→ **What the exercise asks**
Please report every line from the material that contains the word "text".

→ **Task inputs**
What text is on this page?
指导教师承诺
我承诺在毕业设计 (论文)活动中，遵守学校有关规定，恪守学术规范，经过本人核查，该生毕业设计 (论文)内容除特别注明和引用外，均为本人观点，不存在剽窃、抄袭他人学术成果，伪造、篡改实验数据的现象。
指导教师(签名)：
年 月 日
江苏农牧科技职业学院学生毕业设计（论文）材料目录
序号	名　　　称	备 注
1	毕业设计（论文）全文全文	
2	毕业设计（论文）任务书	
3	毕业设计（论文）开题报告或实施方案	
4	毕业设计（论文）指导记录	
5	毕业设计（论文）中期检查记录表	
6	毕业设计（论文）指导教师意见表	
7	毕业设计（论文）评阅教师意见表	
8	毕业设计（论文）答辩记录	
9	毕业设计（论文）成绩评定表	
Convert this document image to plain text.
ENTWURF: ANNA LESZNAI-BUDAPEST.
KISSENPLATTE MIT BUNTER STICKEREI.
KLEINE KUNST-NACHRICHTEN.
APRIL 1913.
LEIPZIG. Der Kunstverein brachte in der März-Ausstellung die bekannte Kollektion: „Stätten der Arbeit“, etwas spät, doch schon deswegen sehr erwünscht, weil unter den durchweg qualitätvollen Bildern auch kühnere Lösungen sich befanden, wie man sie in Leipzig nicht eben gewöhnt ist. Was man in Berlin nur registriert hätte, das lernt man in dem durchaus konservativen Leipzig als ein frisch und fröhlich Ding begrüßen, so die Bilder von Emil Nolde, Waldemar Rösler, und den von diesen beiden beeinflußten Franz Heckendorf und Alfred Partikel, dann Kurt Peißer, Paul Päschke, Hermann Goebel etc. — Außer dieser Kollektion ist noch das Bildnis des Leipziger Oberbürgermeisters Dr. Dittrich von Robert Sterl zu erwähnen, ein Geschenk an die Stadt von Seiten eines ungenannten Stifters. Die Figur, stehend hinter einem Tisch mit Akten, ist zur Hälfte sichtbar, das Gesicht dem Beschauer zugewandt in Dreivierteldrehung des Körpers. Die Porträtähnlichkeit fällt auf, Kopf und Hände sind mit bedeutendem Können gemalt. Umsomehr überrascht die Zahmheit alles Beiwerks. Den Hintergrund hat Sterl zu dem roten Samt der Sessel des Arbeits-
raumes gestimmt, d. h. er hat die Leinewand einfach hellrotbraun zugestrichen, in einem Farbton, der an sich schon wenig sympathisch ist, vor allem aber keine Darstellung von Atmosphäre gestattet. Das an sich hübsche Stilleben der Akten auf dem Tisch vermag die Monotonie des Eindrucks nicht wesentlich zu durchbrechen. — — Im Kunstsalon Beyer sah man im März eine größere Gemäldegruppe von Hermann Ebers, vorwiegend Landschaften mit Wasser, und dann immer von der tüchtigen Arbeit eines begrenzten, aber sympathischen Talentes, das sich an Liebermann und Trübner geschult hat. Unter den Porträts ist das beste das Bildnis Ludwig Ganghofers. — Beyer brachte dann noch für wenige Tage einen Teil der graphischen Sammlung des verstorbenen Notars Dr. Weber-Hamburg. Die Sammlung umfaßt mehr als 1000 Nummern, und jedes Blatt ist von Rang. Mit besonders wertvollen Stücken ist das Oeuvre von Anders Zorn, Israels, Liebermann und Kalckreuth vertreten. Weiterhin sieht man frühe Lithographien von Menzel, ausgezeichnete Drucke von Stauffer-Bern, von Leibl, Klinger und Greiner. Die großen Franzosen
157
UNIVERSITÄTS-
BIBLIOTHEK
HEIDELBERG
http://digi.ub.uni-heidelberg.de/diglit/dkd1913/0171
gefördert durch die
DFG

→ **Written answer**
What text is on this page?
Convert this document image to plain text.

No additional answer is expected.